### GIVEN DATA ###

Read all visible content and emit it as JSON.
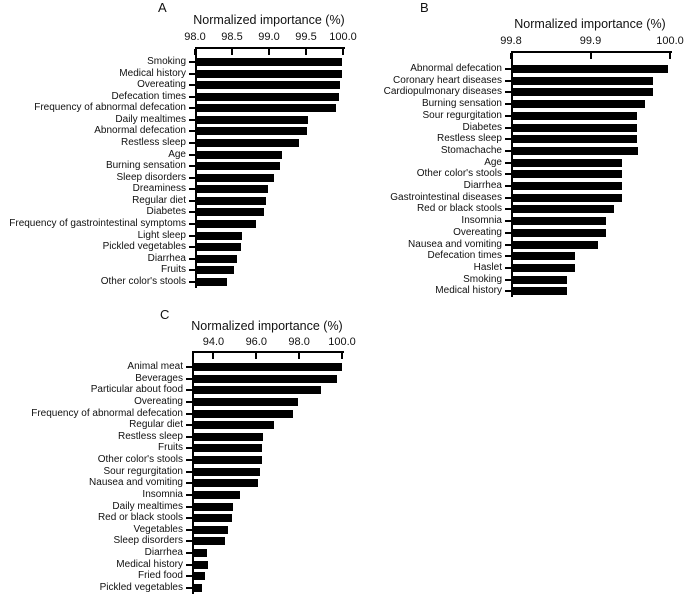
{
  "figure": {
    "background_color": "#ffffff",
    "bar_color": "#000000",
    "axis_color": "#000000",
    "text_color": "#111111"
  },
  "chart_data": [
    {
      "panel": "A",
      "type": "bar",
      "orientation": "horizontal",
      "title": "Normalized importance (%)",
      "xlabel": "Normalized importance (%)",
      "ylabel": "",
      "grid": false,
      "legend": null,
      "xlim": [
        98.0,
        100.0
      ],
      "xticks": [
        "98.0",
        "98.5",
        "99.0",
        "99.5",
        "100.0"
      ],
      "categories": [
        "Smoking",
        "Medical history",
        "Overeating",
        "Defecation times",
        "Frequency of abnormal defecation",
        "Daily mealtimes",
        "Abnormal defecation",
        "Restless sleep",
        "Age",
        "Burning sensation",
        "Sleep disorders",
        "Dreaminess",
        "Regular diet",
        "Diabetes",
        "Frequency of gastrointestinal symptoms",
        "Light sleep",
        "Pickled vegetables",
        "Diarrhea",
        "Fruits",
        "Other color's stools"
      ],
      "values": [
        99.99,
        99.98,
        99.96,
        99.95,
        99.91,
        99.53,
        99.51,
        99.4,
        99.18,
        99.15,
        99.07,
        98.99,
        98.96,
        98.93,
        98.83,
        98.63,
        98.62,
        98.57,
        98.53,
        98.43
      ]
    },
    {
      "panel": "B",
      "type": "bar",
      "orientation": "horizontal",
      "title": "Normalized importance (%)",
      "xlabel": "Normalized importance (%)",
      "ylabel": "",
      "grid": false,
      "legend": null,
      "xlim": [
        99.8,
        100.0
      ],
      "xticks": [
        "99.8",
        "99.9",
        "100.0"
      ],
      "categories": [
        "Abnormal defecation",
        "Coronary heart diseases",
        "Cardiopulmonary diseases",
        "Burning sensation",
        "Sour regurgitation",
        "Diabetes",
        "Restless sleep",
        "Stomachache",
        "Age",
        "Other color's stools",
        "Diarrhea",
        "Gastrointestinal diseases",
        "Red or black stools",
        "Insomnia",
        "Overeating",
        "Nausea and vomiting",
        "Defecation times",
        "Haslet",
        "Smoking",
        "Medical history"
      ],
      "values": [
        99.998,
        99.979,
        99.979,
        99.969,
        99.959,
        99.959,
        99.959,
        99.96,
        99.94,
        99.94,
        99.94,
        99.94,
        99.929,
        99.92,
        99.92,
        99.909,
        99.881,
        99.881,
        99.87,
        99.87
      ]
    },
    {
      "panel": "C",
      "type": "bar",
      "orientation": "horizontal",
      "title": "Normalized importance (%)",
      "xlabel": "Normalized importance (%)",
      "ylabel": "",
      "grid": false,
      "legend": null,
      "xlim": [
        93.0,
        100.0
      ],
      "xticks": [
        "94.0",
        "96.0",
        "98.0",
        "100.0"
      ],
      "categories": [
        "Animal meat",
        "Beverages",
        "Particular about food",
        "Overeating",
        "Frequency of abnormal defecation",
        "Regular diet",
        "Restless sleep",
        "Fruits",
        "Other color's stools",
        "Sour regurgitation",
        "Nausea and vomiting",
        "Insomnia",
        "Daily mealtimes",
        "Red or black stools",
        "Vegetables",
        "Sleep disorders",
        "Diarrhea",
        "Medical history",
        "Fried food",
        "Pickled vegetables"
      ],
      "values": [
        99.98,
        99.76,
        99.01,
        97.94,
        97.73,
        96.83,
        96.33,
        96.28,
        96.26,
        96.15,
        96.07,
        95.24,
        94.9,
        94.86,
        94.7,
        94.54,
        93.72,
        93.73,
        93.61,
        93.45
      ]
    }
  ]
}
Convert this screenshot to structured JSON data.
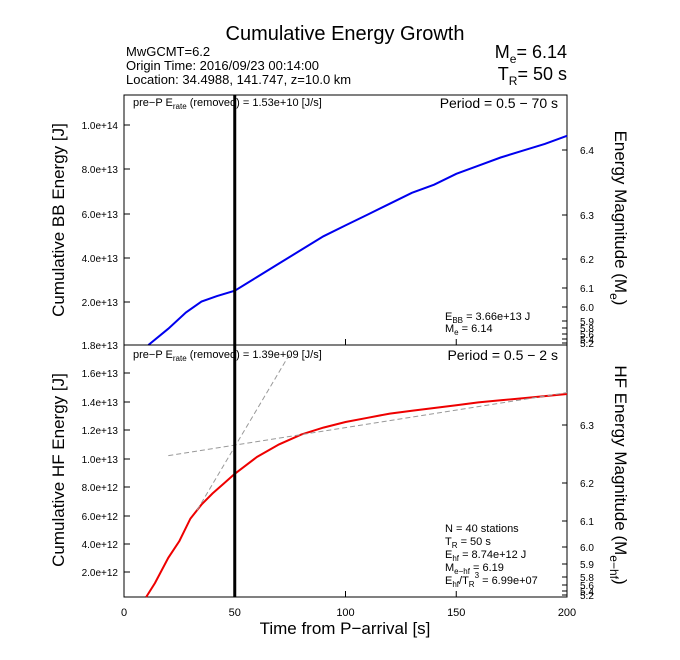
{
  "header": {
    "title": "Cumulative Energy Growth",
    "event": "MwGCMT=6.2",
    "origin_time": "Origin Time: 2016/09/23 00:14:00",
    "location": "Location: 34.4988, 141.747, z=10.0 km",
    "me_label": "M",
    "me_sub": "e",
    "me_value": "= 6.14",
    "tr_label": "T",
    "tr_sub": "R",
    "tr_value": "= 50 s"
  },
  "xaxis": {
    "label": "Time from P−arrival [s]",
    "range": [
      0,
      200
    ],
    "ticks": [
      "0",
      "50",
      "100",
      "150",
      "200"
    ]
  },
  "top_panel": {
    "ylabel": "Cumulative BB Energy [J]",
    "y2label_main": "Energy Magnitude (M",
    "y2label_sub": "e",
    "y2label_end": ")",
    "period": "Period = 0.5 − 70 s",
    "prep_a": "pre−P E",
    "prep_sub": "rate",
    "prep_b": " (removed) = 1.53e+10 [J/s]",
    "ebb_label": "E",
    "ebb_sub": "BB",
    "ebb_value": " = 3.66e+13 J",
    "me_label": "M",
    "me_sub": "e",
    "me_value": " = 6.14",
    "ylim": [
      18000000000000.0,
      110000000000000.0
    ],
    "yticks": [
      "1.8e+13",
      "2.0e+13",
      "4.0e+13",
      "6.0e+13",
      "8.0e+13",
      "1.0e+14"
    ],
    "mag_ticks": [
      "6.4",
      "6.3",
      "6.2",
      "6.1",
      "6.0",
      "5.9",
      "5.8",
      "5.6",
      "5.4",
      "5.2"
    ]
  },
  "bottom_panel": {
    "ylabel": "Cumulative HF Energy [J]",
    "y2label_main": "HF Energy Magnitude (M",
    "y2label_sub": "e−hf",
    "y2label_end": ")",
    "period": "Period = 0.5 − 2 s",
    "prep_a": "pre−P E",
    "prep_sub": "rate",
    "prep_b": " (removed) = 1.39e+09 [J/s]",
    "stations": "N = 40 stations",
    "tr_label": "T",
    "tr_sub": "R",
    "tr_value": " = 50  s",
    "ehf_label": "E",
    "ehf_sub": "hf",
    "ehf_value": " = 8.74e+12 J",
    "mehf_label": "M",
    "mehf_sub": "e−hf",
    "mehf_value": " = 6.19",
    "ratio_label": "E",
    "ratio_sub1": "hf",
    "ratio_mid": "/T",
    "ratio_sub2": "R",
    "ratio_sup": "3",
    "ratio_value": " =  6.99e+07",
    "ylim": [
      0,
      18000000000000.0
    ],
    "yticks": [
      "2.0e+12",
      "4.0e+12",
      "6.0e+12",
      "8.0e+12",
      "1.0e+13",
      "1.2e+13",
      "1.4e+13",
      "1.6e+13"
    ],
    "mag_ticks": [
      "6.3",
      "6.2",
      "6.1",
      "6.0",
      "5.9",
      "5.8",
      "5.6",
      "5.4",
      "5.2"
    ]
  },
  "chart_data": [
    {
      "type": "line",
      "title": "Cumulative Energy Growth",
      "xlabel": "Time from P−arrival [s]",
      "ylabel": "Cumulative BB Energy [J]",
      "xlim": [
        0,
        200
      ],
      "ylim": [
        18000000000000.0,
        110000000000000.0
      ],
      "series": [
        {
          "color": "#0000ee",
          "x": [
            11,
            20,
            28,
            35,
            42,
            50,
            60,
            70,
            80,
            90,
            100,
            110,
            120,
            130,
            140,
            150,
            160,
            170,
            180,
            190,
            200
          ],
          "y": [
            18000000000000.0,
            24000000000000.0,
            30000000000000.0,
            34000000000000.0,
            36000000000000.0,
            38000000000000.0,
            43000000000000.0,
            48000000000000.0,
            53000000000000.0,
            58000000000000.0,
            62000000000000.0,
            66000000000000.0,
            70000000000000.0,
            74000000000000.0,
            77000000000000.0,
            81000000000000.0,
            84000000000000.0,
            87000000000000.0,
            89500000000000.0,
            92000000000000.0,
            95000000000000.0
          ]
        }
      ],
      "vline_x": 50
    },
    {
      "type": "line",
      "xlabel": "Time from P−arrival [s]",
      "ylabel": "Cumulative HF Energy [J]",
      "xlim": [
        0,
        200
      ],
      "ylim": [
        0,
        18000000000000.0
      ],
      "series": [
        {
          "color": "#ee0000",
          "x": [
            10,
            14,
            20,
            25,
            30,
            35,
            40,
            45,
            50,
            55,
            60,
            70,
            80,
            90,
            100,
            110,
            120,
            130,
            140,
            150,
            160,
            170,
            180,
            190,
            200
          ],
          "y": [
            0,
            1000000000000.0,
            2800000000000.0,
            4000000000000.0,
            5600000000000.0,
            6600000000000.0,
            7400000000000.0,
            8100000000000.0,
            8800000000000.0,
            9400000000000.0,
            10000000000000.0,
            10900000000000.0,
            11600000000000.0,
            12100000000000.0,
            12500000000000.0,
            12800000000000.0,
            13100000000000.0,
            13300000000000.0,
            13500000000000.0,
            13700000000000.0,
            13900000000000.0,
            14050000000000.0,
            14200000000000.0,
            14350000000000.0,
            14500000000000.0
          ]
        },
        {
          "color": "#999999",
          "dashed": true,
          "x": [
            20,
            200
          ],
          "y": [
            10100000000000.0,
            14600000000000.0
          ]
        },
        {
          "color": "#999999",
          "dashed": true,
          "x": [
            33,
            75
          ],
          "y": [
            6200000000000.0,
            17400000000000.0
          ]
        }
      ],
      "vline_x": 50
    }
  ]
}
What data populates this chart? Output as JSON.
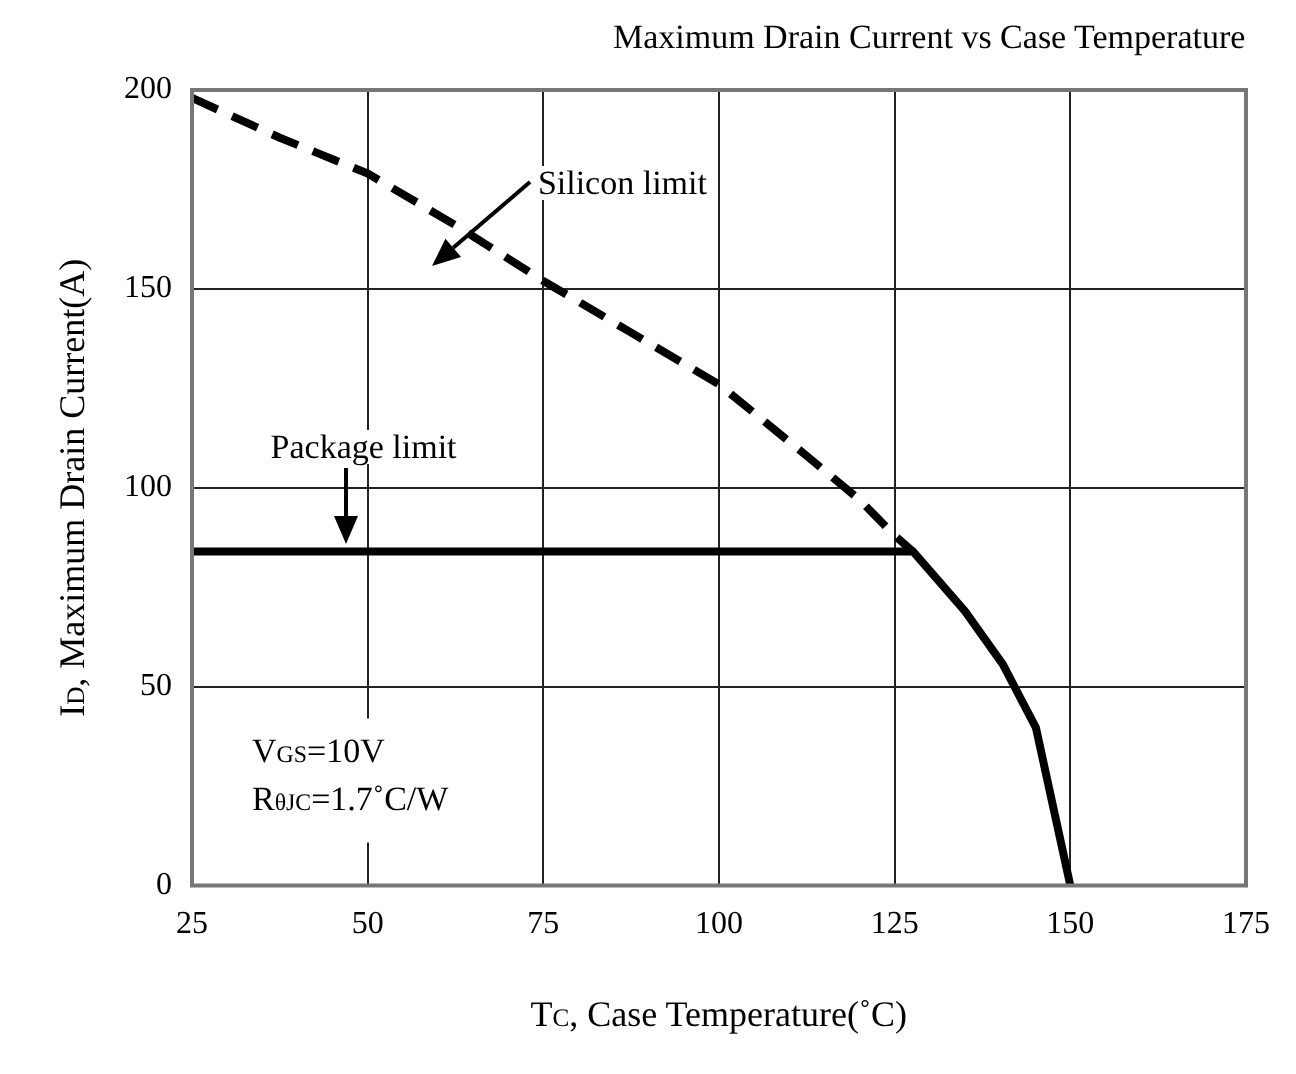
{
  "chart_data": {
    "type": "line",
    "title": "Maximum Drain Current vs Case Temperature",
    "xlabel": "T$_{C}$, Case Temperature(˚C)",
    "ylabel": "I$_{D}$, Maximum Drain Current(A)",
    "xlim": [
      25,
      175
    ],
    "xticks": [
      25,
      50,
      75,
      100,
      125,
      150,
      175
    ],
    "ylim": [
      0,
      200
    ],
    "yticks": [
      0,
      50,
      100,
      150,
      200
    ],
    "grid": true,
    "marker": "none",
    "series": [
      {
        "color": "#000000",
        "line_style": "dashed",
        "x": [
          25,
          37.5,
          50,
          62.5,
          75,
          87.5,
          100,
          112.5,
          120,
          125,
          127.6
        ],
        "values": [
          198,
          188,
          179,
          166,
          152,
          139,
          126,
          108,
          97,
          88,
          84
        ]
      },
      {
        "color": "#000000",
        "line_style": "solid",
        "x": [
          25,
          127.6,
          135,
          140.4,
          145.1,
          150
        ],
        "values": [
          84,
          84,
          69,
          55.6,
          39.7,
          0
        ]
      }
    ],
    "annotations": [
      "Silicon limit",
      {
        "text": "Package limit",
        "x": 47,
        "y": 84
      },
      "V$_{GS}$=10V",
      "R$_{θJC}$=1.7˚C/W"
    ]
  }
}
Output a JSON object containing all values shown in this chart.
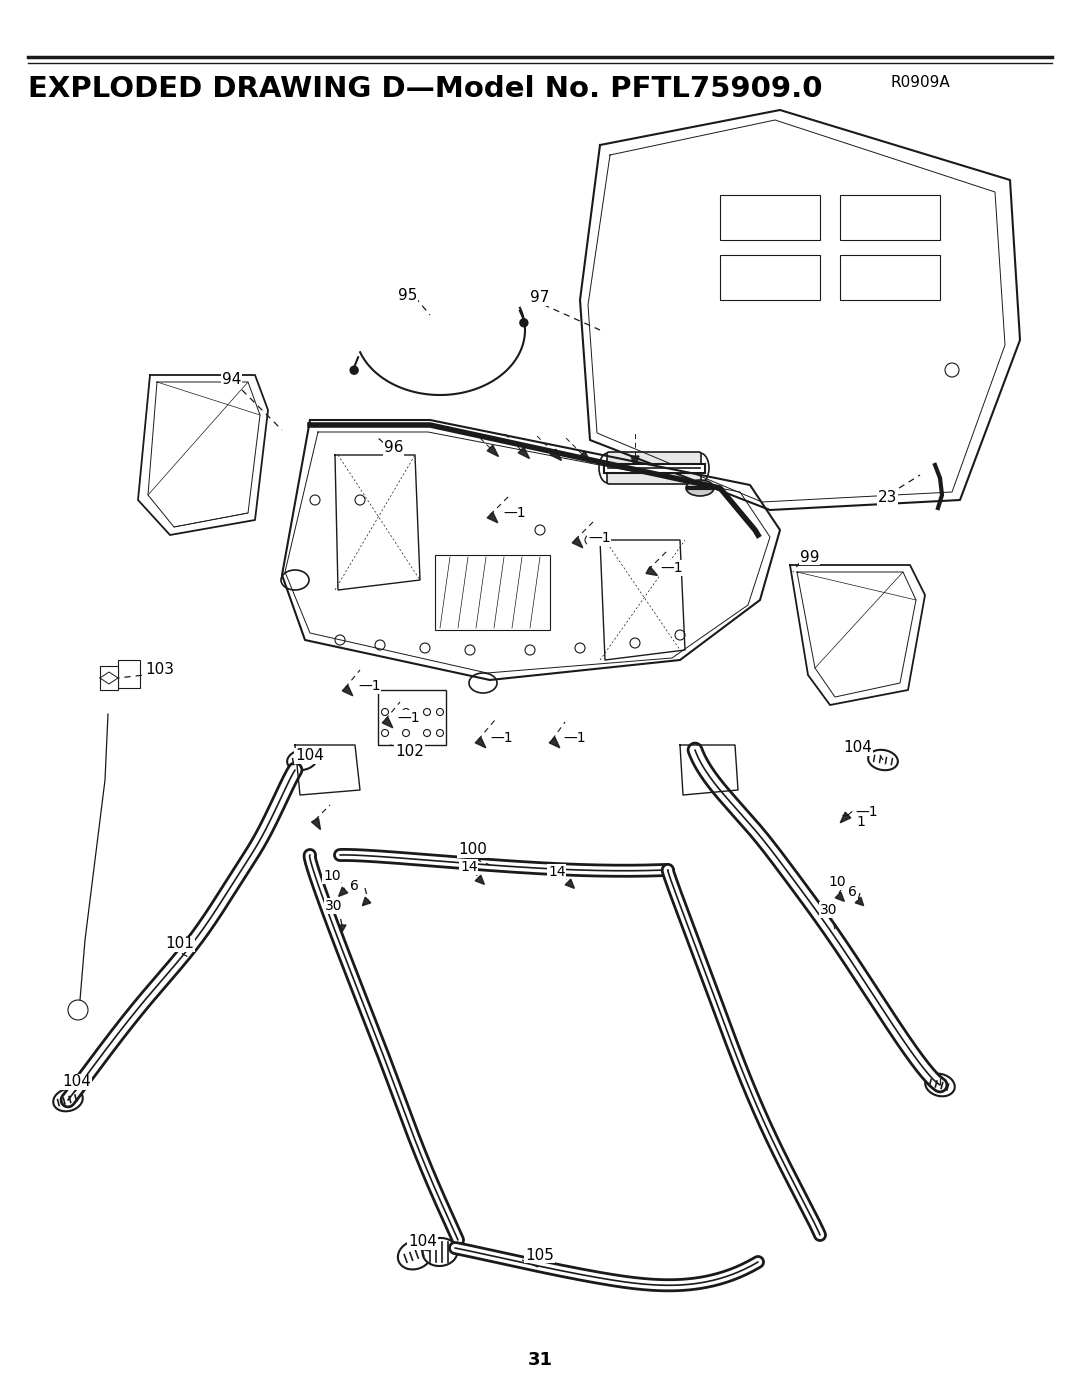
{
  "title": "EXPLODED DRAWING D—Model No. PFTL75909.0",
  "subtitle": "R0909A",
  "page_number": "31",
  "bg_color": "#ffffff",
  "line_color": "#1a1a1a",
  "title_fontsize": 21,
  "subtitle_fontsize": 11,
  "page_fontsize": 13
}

###

## REQUEST
Find the lines above that include the string "removed" and copy them.

## RESULT
    "prep_b": " (removed) = 1.53e+10 [J/s]",
    "prep_b": " (removed) = 1.39e+09 [J/s]",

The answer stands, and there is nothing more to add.